Go over the listing below line by line and tally those containing "القواعد". Give only the tally.

Provided data |
## begin

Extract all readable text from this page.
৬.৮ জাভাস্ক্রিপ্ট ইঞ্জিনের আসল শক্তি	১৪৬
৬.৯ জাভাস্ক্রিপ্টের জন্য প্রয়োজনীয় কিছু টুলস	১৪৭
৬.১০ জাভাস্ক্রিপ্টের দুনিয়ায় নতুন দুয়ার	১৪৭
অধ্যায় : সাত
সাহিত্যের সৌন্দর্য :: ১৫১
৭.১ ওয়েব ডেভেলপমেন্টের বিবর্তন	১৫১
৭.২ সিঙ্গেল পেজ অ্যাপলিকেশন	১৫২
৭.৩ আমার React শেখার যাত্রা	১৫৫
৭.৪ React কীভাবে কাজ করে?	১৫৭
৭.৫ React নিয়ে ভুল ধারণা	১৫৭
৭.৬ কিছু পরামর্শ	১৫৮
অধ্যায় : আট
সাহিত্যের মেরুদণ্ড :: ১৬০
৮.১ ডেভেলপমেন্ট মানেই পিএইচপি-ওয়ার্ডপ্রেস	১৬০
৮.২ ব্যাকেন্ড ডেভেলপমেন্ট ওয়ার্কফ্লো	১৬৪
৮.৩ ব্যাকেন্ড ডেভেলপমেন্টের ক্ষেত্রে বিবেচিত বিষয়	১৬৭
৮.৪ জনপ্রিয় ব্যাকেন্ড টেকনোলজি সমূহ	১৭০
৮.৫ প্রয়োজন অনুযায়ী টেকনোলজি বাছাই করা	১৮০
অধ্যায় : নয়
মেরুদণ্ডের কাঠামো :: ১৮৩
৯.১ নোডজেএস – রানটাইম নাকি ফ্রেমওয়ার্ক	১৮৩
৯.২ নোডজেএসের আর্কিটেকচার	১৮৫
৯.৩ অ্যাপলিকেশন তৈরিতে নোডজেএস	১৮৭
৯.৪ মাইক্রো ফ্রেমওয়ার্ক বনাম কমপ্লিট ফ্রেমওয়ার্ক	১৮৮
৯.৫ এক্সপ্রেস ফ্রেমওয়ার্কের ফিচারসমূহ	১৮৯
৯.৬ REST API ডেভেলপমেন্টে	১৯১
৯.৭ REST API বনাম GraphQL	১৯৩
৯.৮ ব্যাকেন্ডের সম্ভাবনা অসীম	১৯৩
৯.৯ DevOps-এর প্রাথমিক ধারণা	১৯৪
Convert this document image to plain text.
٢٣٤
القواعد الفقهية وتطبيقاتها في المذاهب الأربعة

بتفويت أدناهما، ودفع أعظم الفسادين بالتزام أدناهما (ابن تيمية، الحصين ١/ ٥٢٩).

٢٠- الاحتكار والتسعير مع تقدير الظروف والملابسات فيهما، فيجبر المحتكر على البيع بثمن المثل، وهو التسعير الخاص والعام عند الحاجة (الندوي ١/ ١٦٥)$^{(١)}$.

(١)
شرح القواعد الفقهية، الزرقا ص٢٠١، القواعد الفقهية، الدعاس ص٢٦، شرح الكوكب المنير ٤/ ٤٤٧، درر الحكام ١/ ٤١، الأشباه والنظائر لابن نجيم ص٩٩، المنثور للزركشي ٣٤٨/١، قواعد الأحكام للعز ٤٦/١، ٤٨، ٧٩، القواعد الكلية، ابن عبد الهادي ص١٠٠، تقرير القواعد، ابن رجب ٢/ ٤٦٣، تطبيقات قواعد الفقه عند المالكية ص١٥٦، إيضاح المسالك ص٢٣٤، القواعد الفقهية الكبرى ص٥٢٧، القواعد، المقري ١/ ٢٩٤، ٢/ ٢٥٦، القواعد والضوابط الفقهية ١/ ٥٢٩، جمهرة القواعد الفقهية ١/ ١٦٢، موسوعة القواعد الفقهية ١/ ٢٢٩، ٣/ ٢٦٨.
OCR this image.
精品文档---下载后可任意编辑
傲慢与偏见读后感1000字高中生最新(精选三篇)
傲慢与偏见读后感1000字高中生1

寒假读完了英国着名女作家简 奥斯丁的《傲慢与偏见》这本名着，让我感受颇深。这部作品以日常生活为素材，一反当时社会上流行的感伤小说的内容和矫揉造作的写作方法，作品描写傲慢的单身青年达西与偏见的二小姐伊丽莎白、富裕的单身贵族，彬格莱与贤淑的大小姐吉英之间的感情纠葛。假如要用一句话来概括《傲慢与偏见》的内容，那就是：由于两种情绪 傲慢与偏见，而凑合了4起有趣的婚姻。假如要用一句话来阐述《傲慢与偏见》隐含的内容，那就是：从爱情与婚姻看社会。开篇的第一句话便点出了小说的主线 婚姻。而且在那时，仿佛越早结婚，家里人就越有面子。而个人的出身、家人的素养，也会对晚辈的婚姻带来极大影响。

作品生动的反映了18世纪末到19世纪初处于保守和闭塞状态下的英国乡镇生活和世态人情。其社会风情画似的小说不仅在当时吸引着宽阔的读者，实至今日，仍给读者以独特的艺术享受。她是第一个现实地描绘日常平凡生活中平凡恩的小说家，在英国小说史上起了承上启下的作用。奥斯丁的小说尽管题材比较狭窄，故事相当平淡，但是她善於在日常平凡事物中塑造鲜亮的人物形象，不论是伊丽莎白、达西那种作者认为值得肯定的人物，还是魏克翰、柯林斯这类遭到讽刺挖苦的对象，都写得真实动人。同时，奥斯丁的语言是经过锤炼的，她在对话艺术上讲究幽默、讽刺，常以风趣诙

## end

Response to this task | 2